[Task objective]: Every record must be transcribed in its entirety, apart from the images, which are to be omitted.

>> BEGIN Records for the task

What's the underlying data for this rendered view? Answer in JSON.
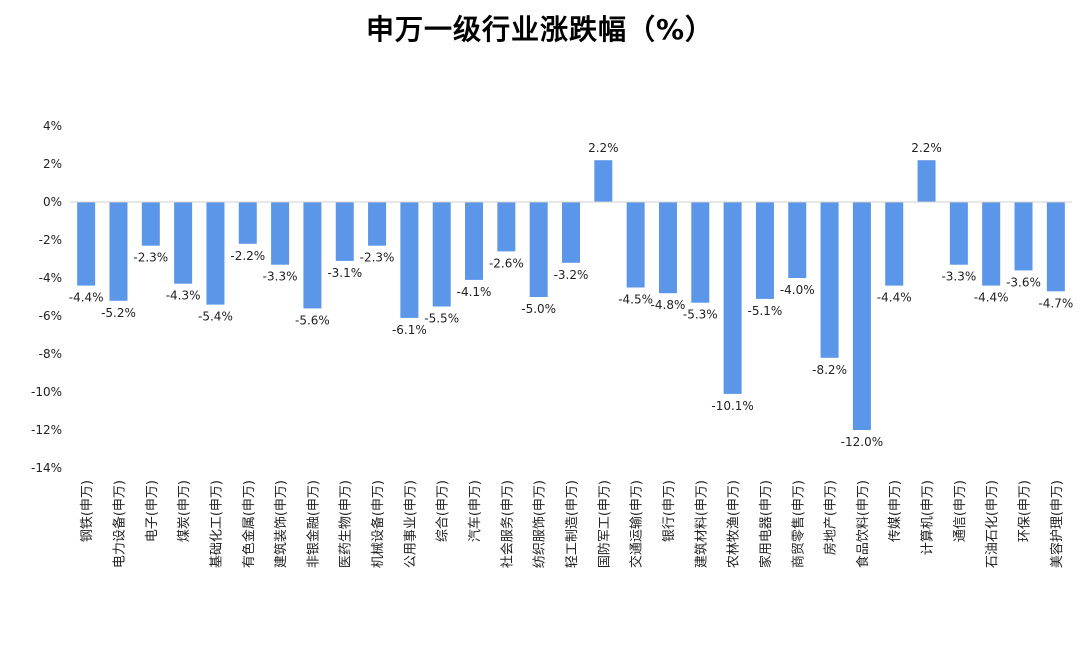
{
  "chart_data": {
    "type": "bar",
    "title": "申万一级行业涨跌幅（%）",
    "xlabel": "",
    "ylabel": "",
    "ylim": [
      -14,
      4
    ],
    "yticks": [
      4,
      2,
      0,
      -2,
      -4,
      -6,
      -8,
      -10,
      -12,
      -14
    ],
    "ytick_labels": [
      "4%",
      "2%",
      "0%",
      "-2%",
      "-4%",
      "-6%",
      "-8%",
      "-10%",
      "-12%",
      "-14%"
    ],
    "bar_color": "#5b96e8",
    "categories": [
      "钢铁(申万)",
      "电力设备(申万)",
      "电子(申万)",
      "煤炭(申万)",
      "基础化工(申万)",
      "有色金属(申万)",
      "建筑装饰(申万)",
      "非银金融(申万)",
      "医药生物(申万)",
      "机械设备(申万)",
      "公用事业(申万)",
      "综合(申万)",
      "汽车(申万)",
      "社会服务(申万)",
      "纺织服饰(申万)",
      "轻工制造(申万)",
      "国防军工(申万)",
      "交通运输(申万)",
      "银行(申万)",
      "建筑材料(申万)",
      "农林牧渔(申万)",
      "家用电器(申万)",
      "商贸零售(申万)",
      "房地产(申万)",
      "食品饮料(申万)",
      "传媒(申万)",
      "计算机(申万)",
      "通信(申万)",
      "石油石化(申万)",
      "环保(申万)",
      "美容护理(申万)"
    ],
    "values": [
      -4.4,
      -5.2,
      -2.3,
      -4.3,
      -5.4,
      -2.2,
      -3.3,
      -5.6,
      -3.1,
      -2.3,
      -6.1,
      -5.5,
      -4.1,
      -2.6,
      -5.0,
      -3.2,
      2.2,
      -4.5,
      -4.8,
      -5.3,
      -10.1,
      -5.1,
      -4.0,
      -8.2,
      -12.0,
      -4.4,
      2.2,
      -3.3,
      -4.4,
      -3.6,
      -4.7
    ],
    "data_labels": [
      "-4.4%",
      "-5.2%",
      "-2.3%",
      "-4.3%",
      "-5.4%",
      "-2.2%",
      "-3.3%",
      "-5.6%",
      "-3.1%",
      "-2.3%",
      "-6.1%",
      "-5.5%",
      "-4.1%",
      "-2.6%",
      "-5.0%",
      "-3.2%",
      "2.2%",
      "-4.5%",
      "-4.8%",
      "-5.3%",
      "-10.1%",
      "-5.1%",
      "-4.0%",
      "-8.2%",
      "-12.0%",
      "-4.4%",
      "2.2%",
      "-3.3%",
      "-4.4%",
      "-3.6%",
      "-4.7%"
    ]
  }
}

>> END Records for the task

[Response to the exercise]:
What's the underlying data for this rendered view? Answer in JSON.
{
  "chart_data": {
    "type": "bar",
    "title": "申万一级行业涨跌幅（%）",
    "xlabel": "",
    "ylabel": "",
    "ylim": [
      -14,
      4
    ],
    "yticks": [
      4,
      2,
      0,
      -2,
      -4,
      -6,
      -8,
      -10,
      -12,
      -14
    ],
    "ytick_labels": [
      "4%",
      "2%",
      "0%",
      "-2%",
      "-4%",
      "-6%",
      "-8%",
      "-10%",
      "-12%",
      "-14%"
    ],
    "bar_color": "#5b96e8",
    "categories": [
      "钢铁(申万)",
      "电力设备(申万)",
      "电子(申万)",
      "煤炭(申万)",
      "基础化工(申万)",
      "有色金属(申万)",
      "建筑装饰(申万)",
      "非银金融(申万)",
      "医药生物(申万)",
      "机械设备(申万)",
      "公用事业(申万)",
      "综合(申万)",
      "汽车(申万)",
      "社会服务(申万)",
      "纺织服饰(申万)",
      "轻工制造(申万)",
      "国防军工(申万)",
      "交通运输(申万)",
      "银行(申万)",
      "建筑材料(申万)",
      "农林牧渔(申万)",
      "家用电器(申万)",
      "商贸零售(申万)",
      "房地产(申万)",
      "食品饮料(申万)",
      "传媒(申万)",
      "计算机(申万)",
      "通信(申万)",
      "石油石化(申万)",
      "环保(申万)",
      "美容护理(申万)"
    ],
    "values": [
      -4.4,
      -5.2,
      -2.3,
      -4.3,
      -5.4,
      -2.2,
      -3.3,
      -5.6,
      -3.1,
      -2.3,
      -6.1,
      -5.5,
      -4.1,
      -2.6,
      -5.0,
      -3.2,
      2.2,
      -4.5,
      -4.8,
      -5.3,
      -10.1,
      -5.1,
      -4.0,
      -8.2,
      -12.0,
      -4.4,
      2.2,
      -3.3,
      -4.4,
      -3.6,
      -4.7
    ],
    "data_labels": [
      "-4.4%",
      "-5.2%",
      "-2.3%",
      "-4.3%",
      "-5.4%",
      "-2.2%",
      "-3.3%",
      "-5.6%",
      "-3.1%",
      "-2.3%",
      "-6.1%",
      "-5.5%",
      "-4.1%",
      "-2.6%",
      "-5.0%",
      "-3.2%",
      "2.2%",
      "-4.5%",
      "-4.8%",
      "-5.3%",
      "-10.1%",
      "-5.1%",
      "-4.0%",
      "-8.2%",
      "-12.0%",
      "-4.4%",
      "2.2%",
      "-3.3%",
      "-4.4%",
      "-3.6%",
      "-4.7%"
    ]
  }
}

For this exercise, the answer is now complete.